# Data section
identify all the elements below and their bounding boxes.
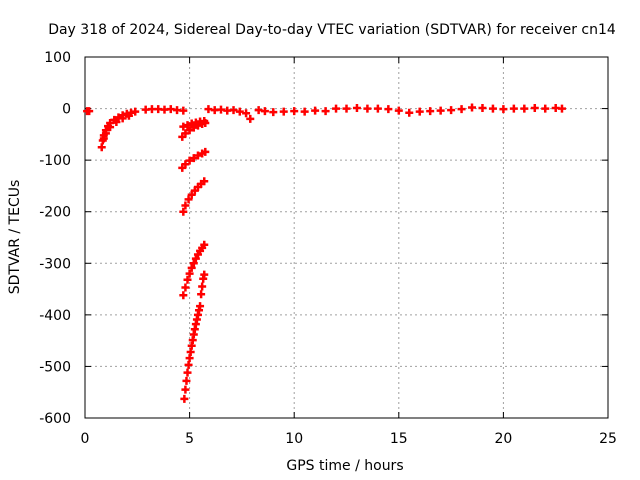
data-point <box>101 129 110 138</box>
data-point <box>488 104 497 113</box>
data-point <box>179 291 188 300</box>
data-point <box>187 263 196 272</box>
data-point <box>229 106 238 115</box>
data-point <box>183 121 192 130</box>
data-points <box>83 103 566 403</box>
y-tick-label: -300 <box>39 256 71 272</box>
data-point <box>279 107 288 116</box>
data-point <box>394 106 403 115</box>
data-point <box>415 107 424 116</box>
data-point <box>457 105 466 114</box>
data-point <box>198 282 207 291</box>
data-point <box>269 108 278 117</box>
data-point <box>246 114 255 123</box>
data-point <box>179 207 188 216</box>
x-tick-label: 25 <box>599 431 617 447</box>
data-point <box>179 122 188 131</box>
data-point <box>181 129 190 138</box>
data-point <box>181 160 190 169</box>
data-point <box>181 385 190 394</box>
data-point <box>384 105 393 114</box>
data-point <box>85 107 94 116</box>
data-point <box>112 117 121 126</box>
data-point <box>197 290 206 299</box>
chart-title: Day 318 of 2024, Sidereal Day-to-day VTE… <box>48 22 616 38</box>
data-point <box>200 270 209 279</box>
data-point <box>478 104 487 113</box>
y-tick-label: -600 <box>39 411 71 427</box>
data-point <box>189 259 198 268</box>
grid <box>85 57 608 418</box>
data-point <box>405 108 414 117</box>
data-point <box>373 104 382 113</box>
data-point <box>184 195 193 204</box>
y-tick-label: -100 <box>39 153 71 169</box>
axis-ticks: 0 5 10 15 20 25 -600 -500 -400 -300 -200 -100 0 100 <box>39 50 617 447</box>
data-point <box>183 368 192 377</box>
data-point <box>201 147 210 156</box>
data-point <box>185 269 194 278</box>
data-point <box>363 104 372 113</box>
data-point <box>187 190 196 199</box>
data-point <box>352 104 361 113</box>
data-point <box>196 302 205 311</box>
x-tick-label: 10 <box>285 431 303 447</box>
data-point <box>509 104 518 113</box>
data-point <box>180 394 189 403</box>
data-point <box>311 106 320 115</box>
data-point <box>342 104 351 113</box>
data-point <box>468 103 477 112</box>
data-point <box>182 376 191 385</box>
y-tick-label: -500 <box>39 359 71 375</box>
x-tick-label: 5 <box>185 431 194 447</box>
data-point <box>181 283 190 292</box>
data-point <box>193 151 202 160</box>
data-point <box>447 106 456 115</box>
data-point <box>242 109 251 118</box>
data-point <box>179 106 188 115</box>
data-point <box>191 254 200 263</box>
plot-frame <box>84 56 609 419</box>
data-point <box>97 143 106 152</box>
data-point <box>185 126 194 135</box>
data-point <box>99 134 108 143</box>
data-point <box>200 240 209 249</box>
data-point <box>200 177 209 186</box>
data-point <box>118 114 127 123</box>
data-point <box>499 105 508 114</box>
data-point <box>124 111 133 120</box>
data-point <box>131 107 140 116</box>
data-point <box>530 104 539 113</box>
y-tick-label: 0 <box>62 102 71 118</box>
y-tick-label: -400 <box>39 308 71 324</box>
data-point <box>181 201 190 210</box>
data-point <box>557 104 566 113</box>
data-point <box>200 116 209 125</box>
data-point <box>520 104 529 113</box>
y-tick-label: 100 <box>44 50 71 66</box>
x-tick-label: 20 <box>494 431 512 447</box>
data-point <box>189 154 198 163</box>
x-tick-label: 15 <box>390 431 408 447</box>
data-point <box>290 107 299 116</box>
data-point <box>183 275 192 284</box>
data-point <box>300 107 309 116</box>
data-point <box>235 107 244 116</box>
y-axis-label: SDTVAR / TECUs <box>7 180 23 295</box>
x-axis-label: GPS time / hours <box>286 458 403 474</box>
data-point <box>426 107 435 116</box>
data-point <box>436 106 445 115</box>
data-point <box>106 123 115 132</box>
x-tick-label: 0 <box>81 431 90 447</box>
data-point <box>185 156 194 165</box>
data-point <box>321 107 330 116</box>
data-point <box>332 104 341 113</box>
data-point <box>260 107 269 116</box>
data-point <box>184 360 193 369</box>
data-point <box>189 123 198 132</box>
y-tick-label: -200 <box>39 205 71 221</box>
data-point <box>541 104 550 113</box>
---
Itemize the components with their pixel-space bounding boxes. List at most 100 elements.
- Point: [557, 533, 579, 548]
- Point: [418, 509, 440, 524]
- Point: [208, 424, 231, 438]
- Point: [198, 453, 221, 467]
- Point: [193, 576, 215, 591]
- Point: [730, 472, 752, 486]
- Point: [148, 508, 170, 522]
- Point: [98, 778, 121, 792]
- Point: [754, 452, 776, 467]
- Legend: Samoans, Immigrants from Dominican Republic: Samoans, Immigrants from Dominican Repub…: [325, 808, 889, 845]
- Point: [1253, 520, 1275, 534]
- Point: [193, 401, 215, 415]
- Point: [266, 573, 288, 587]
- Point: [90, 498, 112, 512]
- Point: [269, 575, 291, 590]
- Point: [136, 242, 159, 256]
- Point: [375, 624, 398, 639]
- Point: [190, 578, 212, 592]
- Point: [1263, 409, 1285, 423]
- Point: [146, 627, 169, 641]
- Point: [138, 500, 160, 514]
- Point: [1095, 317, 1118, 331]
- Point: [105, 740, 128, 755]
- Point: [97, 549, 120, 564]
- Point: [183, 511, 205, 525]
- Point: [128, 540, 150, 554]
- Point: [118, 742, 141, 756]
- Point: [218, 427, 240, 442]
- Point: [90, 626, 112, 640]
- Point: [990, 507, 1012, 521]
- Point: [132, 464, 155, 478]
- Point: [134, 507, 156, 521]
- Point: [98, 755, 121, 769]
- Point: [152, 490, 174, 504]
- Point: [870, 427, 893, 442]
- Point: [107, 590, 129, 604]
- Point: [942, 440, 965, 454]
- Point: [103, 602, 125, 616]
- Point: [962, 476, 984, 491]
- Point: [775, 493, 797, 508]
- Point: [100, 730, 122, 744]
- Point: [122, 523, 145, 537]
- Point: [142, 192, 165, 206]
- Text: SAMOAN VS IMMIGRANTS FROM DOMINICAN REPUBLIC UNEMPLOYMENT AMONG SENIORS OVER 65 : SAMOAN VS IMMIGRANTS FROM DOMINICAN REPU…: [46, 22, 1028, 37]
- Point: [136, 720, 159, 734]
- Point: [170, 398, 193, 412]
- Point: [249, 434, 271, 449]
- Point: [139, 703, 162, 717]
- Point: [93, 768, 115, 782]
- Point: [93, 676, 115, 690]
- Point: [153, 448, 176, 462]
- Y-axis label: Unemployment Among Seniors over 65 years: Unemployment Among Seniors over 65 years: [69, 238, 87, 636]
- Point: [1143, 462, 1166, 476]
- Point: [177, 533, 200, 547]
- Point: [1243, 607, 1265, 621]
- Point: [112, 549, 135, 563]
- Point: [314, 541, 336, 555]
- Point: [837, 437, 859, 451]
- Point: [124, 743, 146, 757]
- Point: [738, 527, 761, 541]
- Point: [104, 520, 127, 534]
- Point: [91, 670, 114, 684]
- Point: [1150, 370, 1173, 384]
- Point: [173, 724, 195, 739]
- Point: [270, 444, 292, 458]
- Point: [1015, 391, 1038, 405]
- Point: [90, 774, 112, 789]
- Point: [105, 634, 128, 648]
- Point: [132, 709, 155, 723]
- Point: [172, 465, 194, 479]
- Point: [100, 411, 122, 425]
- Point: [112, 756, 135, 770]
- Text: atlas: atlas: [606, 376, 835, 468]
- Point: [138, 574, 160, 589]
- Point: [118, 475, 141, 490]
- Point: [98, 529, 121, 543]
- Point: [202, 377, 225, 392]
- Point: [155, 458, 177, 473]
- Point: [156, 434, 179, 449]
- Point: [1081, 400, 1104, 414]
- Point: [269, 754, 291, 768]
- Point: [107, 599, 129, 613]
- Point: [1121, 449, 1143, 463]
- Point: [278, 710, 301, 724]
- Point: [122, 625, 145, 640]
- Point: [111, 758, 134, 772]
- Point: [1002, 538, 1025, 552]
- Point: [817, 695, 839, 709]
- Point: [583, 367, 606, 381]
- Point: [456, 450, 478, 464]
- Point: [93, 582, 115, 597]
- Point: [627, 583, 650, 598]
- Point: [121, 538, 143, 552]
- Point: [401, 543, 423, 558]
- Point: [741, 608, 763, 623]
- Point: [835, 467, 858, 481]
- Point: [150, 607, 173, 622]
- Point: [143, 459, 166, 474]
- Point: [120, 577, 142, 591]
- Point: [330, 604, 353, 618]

# What you need to do
Reproduce verbatim the rows above, from the row containing "Itemize the components" through the row containing "- Point: [98, 778, 121, 792]", inclusive.

# The solution
Itemize the components with their pixel-space bounding boxes. List at most 100 elements.
- Point: [557, 533, 579, 548]
- Point: [418, 509, 440, 524]
- Point: [208, 424, 231, 438]
- Point: [198, 453, 221, 467]
- Point: [193, 576, 215, 591]
- Point: [730, 472, 752, 486]
- Point: [148, 508, 170, 522]
- Point: [98, 778, 121, 792]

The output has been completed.